*Exercise materials*:
»»

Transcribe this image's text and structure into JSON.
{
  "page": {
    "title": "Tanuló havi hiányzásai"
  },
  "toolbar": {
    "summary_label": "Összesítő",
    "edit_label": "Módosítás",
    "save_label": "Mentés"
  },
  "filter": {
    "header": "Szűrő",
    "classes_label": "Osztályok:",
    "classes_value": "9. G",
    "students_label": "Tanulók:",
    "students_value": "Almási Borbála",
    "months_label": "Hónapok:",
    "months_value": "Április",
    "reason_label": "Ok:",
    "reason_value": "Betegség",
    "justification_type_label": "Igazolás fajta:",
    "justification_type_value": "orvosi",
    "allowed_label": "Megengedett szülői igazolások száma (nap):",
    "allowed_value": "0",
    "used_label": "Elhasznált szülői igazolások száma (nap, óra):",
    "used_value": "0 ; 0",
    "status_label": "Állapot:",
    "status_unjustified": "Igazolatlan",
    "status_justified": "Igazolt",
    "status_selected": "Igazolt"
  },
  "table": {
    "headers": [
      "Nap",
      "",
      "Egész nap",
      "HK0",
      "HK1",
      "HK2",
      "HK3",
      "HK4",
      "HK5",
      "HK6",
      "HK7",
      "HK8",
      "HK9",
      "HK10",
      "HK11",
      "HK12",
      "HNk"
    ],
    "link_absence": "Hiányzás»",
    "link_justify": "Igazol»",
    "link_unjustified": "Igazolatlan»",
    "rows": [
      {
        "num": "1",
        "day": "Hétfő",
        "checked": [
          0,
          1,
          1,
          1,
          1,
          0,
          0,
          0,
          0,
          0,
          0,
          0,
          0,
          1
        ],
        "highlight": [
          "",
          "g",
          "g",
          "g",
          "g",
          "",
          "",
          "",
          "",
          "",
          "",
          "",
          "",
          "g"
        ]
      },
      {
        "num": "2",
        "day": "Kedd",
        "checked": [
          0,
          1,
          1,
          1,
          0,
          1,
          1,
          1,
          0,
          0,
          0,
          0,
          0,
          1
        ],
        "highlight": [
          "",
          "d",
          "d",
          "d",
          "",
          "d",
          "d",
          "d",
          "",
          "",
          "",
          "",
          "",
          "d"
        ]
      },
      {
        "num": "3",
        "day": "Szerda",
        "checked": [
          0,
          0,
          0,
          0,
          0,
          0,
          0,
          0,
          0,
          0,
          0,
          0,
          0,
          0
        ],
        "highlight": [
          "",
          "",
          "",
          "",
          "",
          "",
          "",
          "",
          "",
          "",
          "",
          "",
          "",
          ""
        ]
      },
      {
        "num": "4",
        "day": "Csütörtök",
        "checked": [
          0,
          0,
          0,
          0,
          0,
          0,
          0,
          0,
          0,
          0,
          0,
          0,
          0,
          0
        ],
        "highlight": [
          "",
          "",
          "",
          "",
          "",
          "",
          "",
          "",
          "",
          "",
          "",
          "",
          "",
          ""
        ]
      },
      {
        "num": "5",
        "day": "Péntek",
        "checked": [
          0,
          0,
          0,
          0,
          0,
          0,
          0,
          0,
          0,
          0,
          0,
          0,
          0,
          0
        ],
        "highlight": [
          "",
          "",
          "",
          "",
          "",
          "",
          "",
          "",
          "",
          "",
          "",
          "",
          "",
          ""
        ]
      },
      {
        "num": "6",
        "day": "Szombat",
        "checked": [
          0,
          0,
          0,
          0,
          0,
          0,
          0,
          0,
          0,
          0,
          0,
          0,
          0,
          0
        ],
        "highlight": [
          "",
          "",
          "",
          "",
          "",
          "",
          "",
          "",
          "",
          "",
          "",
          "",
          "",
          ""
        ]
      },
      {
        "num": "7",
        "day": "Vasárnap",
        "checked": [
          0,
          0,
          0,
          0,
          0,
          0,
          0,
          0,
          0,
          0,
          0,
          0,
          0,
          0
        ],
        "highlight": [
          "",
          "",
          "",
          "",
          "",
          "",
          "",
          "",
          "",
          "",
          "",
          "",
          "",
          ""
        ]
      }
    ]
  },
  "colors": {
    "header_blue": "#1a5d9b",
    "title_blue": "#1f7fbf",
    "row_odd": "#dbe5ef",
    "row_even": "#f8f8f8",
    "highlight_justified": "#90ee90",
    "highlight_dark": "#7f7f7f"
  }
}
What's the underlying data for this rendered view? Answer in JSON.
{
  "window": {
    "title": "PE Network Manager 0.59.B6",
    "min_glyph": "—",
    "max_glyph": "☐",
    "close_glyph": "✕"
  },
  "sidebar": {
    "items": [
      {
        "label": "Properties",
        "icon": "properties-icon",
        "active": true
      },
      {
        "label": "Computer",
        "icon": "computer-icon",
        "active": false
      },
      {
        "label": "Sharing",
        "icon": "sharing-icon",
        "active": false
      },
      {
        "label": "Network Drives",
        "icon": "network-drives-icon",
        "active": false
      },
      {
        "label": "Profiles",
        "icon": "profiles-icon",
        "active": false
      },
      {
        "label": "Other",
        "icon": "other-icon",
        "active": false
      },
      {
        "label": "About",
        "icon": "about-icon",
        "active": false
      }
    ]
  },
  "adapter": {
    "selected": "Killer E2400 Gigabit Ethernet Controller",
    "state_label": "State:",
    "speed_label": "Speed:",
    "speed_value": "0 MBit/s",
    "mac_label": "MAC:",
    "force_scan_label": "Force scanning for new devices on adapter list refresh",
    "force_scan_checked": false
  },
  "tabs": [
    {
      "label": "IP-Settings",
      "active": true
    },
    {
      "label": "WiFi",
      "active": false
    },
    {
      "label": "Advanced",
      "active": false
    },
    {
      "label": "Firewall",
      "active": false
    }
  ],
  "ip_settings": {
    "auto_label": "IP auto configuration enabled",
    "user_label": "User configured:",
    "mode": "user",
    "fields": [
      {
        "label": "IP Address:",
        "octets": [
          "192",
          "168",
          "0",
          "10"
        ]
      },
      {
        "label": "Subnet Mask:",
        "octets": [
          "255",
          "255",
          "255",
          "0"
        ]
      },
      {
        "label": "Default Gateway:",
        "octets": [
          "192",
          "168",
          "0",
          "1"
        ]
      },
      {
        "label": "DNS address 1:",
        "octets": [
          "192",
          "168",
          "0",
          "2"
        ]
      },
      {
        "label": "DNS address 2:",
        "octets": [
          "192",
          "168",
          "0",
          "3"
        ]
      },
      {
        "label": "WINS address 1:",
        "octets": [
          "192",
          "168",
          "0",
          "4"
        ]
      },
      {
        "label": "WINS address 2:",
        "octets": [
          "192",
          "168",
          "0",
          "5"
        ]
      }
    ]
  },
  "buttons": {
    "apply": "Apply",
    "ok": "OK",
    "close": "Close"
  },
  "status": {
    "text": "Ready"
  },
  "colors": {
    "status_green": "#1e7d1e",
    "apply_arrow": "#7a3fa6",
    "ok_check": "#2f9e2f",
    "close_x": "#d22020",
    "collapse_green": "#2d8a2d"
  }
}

««

*Problem to solve*: Reproduce all the data word for word.

*Solution for this exercise*:
Transcribe this image's text and structure into JSON.
{
  "page": {
    "title": "Tanuló havi hiányzásai"
  },
  "toolbar": {
    "summary_label": "Összesítő",
    "edit_label": "Módosítás",
    "save_label": "Mentés"
  },
  "filter": {
    "header": "Szűrő",
    "classes_label": "Osztályok:",
    "classes_value": "9. G",
    "students_label": "Tanulók:",
    "students_value": "Almási Borbála",
    "months_label": "Hónapok:",
    "months_value": "Április",
    "reason_label": "Ok:",
    "reason_value": "Betegség",
    "justification_type_label": "Igazolás fajta:",
    "justification_type_value": "orvosi",
    "allowed_label": "Megengedett szülői igazolások száma (nap):",
    "allowed_value": "0",
    "used_label": "Elhasznált szülői igazolások száma (nap, óra):",
    "used_value": "0 ; 0",
    "status_label": "Állapot:",
    "status_unjustified": "Igazolatlan",
    "status_justified": "Igazolt",
    "status_selected": "Igazolt"
  },
  "table": {
    "headers": [
      "Nap",
      "",
      "Egész nap",
      "HK0",
      "HK1",
      "HK2",
      "HK3",
      "HK4",
      "HK5",
      "HK6",
      "HK7",
      "HK8",
      "HK9",
      "HK10",
      "HK11",
      "HK12",
      "HNk"
    ],
    "link_absence": "Hiányzás»",
    "link_justify": "Igazol»",
    "link_unjustified": "Igazolatlan»",
    "rows": [
      {
        "num": "1",
        "day": "Hétfő",
        "checked": [
          0,
          1,
          1,
          1,
          1,
          0,
          0,
          0,
          0,
          0,
          0,
          0,
          0,
          1
        ],
        "highlight": [
          "",
          "g",
          "g",
          "g",
          "g",
          "",
          "",
          "",
          "",
          "",
          "",
          "",
          "",
          "g"
        ]
      },
      {
        "num": "2",
        "day": "Kedd",
        "checked": [
          0,
          1,
          1,
          1,
          0,
          1,
          1,
          1,
          0,
          0,
          0,
          0,
          0,
          1
        ],
        "highlight": [
          "",
          "d",
          "d",
          "d",
          "",
          "d",
          "d",
          "d",
          "",
          "",
          "",
          "",
          "",
          "d"
        ]
      },
      {
        "num": "3",
        "day": "Szerda",
        "checked": [
          0,
          0,
          0,
          0,
          0,
          0,
          0,
          0,
          0,
          0,
          0,
          0,
          0,
          0
        ],
        "highlight": [
          "",
          "",
          "",
          "",
          "",
          "",
          "",
          "",
          "",
          "",
          "",
          "",
          "",
          ""
        ]
      },
      {
        "num": "4",
        "day": "Csütörtök",
        "checked": [
          0,
          0,
          0,
          0,
          0,
          0,
          0,
          0,
          0,
          0,
          0,
          0,
          0,
          0
        ],
        "highlight": [
          "",
          "",
          "",
          "",
          "",
          "",
          "",
          "",
          "",
          "",
          "",
          "",
          "",
          ""
        ]
      },
      {
        "num": "5",
        "day": "Péntek",
        "checked": [
          0,
          0,
          0,
          0,
          0,
          0,
          0,
          0,
          0,
          0,
          0,
          0,
          0,
          0
        ],
        "highlight": [
          "",
          "",
          "",
          "",
          "",
          "",
          "",
          "",
          "",
          "",
          "",
          "",
          "",
          ""
        ]
      },
      {
        "num": "6",
        "day": "Szombat",
        "checked": [
          0,
          0,
          0,
          0,
          0,
          0,
          0,
          0,
          0,
          0,
          0,
          0,
          0,
          0
        ],
        "highlight": [
          "",
          "",
          "",
          "",
          "",
          "",
          "",
          "",
          "",
          "",
          "",
          "",
          "",
          ""
        ]
      },
      {
        "num": "7",
        "day": "Vasárnap",
        "checked": [
          0,
          0,
          0,
          0,
          0,
          0,
          0,
          0,
          0,
          0,
          0,
          0,
          0,
          0
        ],
        "highlight": [
          "",
          "",
          "",
          "",
          "",
          "",
          "",
          "",
          "",
          "",
          "",
          "",
          "",
          ""
        ]
      }
    ]
  },
  "colors": {
    "header_blue": "#1a5d9b",
    "title_blue": "#1f7fbf",
    "row_odd": "#dbe5ef",
    "row_even": "#f8f8f8",
    "highlight_justified": "#90ee90",
    "highlight_dark": "#7f7f7f"
  }
}
What's the underlying data for this rendered view? Answer in JSON.
{
  "window": {
    "title": "PE Network Manager 0.59.B6",
    "min_glyph": "—",
    "max_glyph": "☐",
    "close_glyph": "✕"
  },
  "sidebar": {
    "items": [
      {
        "label": "Properties",
        "icon": "properties-icon",
        "active": true
      },
      {
        "label": "Computer",
        "icon": "computer-icon",
        "active": false
      },
      {
        "label": "Sharing",
        "icon": "sharing-icon",
        "active": false
      },
      {
        "label": "Network Drives",
        "icon": "network-drives-icon",
        "active": false
      },
      {
        "label": "Profiles",
        "icon": "profiles-icon",
        "active": false
      },
      {
        "label": "Other",
        "icon": "other-icon",
        "active": false
      },
      {
        "label": "About",
        "icon": "about-icon",
        "active": false
      }
    ]
  },
  "adapter": {
    "selected": "Killer E2400 Gigabit Ethernet Controller",
    "state_label": "State:",
    "speed_label": "Speed:",
    "speed_value": "0 MBit/s",
    "mac_label": "MAC:",
    "force_scan_label": "Force scanning for new devices on adapter list refresh",
    "force_scan_checked": false
  },
  "tabs": [
    {
      "label": "IP-Settings",
      "active": true
    },
    {
      "label": "WiFi",
      "active": false
    },
    {
      "label": "Advanced",
      "active": false
    },
    {
      "label": "Firewall",
      "active": false
    }
  ],
  "ip_settings": {
    "auto_label": "IP auto configuration enabled",
    "user_label": "User configured:",
    "mode": "user",
    "fields": [
      {
        "label": "IP Address:",
        "octets": [
          "192",
          "168",
          "0",
          "10"
        ]
      },
      {
        "label": "Subnet Mask:",
        "octets": [
          "255",
          "255",
          "255",
          "0"
        ]
      },
      {
        "label": "Default Gateway:",
        "octets": [
          "192",
          "168",
          "0",
          "1"
        ]
      },
      {
        "label": "DNS address 1:",
        "octets": [
          "192",
          "168",
          "0",
          "2"
        ]
      },
      {
        "label": "DNS address 2:",
        "octets": [
          "192",
          "168",
          "0",
          "3"
        ]
      },
      {
        "label": "WINS address 1:",
        "octets": [
          "192",
          "168",
          "0",
          "4"
        ]
      },
      {
        "label": "WINS address 2:",
        "octets": [
          "192",
          "168",
          "0",
          "5"
        ]
      }
    ]
  },
  "buttons": {
    "apply": "Apply",
    "ok": "OK",
    "close": "Close"
  },
  "status": {
    "text": "Ready"
  },
  "colors": {
    "status_green": "#1e7d1e",
    "apply_arrow": "#7a3fa6",
    "ok_check": "#2f9e2f",
    "close_x": "#d22020",
    "collapse_green": "#2d8a2d"
  }
}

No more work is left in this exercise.